### WHAT IS REQUIRED
How many lines in the records below hold the string "screenshot"? Answer with the number alone.

Data records:
○ ○ ○ ○
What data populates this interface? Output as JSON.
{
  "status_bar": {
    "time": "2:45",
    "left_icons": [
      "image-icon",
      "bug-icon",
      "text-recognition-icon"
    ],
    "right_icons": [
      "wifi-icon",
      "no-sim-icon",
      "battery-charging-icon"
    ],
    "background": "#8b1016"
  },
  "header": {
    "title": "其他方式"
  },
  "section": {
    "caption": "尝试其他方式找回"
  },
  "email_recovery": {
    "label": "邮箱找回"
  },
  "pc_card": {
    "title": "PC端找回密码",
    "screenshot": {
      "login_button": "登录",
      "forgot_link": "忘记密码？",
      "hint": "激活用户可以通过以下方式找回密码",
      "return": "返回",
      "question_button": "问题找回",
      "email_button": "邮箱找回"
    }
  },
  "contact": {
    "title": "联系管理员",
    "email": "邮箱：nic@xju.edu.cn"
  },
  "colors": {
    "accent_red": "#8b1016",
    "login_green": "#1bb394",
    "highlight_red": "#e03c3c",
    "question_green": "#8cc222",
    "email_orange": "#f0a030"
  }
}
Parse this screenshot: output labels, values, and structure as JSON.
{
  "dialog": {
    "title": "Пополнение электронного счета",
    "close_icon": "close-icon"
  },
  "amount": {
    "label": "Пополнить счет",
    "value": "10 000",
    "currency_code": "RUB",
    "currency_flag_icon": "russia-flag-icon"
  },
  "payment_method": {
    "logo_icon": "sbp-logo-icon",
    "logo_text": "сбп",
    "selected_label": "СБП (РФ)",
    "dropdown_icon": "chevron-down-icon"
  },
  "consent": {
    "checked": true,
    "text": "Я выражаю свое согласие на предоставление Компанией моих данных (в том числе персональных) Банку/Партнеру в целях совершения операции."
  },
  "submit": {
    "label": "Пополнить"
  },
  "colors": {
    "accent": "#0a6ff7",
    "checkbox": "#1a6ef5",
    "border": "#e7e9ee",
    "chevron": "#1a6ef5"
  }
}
○ ○ ○ ○
### SOLUTION
2